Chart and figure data
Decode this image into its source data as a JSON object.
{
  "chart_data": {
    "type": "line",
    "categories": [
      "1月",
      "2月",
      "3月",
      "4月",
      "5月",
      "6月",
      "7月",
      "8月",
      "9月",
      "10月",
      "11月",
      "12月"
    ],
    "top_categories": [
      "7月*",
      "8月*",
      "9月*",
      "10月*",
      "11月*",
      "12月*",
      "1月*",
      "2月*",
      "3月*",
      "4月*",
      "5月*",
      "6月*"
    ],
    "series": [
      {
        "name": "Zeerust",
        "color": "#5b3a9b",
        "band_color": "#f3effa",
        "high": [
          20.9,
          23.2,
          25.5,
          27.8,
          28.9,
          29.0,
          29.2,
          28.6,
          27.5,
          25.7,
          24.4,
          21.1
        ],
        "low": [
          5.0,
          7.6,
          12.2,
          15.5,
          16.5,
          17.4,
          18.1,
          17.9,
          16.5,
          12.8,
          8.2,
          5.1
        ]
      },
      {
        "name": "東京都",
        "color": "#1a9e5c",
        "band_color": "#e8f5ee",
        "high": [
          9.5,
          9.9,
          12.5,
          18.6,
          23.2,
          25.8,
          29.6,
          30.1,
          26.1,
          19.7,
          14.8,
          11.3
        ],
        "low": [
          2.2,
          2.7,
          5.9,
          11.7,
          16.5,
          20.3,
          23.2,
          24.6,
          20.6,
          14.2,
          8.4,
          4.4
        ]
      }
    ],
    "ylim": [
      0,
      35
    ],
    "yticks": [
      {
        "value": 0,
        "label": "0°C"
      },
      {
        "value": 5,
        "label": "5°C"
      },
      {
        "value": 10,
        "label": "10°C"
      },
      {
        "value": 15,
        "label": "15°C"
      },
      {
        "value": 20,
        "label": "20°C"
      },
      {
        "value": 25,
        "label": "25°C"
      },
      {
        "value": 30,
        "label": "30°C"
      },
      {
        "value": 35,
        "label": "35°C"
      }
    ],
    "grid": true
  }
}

Task requirements: Determine how many lines include the string "label". Give no answer but the number.

Output for this exercise: 8